• **Listing**:
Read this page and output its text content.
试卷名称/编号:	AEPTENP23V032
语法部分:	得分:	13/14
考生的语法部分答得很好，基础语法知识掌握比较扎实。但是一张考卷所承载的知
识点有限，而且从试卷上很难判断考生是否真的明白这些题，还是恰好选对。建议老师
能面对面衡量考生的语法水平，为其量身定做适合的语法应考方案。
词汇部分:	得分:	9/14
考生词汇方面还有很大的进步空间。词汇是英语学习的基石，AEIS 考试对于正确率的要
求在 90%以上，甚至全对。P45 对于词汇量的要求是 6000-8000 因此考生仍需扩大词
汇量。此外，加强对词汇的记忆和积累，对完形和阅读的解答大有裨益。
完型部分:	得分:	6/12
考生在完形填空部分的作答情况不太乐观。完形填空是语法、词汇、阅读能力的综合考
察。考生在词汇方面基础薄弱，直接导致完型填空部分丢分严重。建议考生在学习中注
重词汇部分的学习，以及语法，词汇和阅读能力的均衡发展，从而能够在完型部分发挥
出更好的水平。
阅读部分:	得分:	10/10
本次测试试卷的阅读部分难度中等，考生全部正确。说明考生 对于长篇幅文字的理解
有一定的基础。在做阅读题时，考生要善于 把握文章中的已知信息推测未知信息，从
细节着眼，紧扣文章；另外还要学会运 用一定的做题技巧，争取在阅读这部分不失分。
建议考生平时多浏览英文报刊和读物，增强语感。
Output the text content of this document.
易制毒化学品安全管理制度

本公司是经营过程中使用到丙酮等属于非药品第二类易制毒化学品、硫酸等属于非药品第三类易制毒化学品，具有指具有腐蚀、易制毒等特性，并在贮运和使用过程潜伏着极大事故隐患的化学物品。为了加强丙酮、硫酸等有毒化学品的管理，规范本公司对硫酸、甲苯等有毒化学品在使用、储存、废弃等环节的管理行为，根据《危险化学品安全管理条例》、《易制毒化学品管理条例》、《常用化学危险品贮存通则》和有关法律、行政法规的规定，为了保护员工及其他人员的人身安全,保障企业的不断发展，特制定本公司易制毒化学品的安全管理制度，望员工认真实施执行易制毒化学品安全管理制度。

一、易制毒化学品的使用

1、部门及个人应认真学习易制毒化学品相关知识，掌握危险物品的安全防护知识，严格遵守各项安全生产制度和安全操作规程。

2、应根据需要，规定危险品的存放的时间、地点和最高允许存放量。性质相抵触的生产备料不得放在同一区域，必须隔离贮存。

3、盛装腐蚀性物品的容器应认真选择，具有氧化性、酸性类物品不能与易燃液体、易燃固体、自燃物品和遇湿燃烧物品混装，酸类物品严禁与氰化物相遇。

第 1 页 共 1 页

• **Your task**:
Please restate the data word for word, every record included.

• **Response below**:
Read this page and output its text content.
试卷名称/编号:	AEPTENP23V032
语法部分:	得分:	13/14
考生的语法部分答得很好，基础语法知识掌握比较扎实。但是一张考卷所承载的知
识点有限，而且从试卷上很难判断考生是否真的明白这些题，还是恰好选对。建议老师
能面对面衡量考生的语法水平，为其量身定做适合的语法应考方案。
词汇部分:	得分:	9/14
考生词汇方面还有很大的进步空间。词汇是英语学习的基石，AEIS 考试对于正确率的要
求在 90%以上，甚至全对。P45 对于词汇量的要求是 6000-8000 因此考生仍需扩大词
汇量。此外，加强对词汇的记忆和积累，对完形和阅读的解答大有裨益。
完型部分:	得分:	6/12
考生在完形填空部分的作答情况不太乐观。完形填空是语法、词汇、阅读能力的综合考
察。考生在词汇方面基础薄弱，直接导致完型填空部分丢分严重。建议考生在学习中注
重词汇部分的学习，以及语法，词汇和阅读能力的均衡发展，从而能够在完型部分发挥
出更好的水平。
阅读部分:	得分:	10/10
本次测试试卷的阅读部分难度中等，考生全部正确。说明考生 对于长篇幅文字的理解
有一定的基础。在做阅读题时，考生要善于 把握文章中的已知信息推测未知信息，从
细节着眼，紧扣文章；另外还要学会运 用一定的做题技巧，争取在阅读这部分不失分。
建议考生平时多浏览英文报刊和读物，增强语感。
Output the text content of this document.
易制毒化学品安全管理制度

本公司是经营过程中使用到丙酮等属于非药品第二类易制毒化学品、硫酸等属于非药品第三类易制毒化学品，具有指具有腐蚀、易制毒等特性，并在贮运和使用过程潜伏着极大事故隐患的化学物品。为了加强丙酮、硫酸等有毒化学品的管理，规范本公司对硫酸、甲苯等有毒化学品在使用、储存、废弃等环节的管理行为，根据《危险化学品安全管理条例》、《易制毒化学品管理条例》、《常用化学危险品贮存通则》和有关法律、行政法规的规定，为了保护员工及其他人员的人身安全,保障企业的不断发展，特制定本公司易制毒化学品的安全管理制度，望员工认真实施执行易制毒化学品安全管理制度。

一、易制毒化学品的使用

1、部门及个人应认真学习易制毒化学品相关知识，掌握危险物品的安全防护知识，严格遵守各项安全生产制度和安全操作规程。

2、应根据需要，规定危险品的存放的时间、地点和最高允许存放量。性质相抵触的生产备料不得放在同一区域，必须隔离贮存。

3、盛装腐蚀性物品的容器应认真选择，具有氧化性、酸性类物品不能与易燃液体、易燃固体、自燃物品和遇湿燃烧物品混装，酸类物品严禁与氰化物相遇。

第 1 页 共 1 页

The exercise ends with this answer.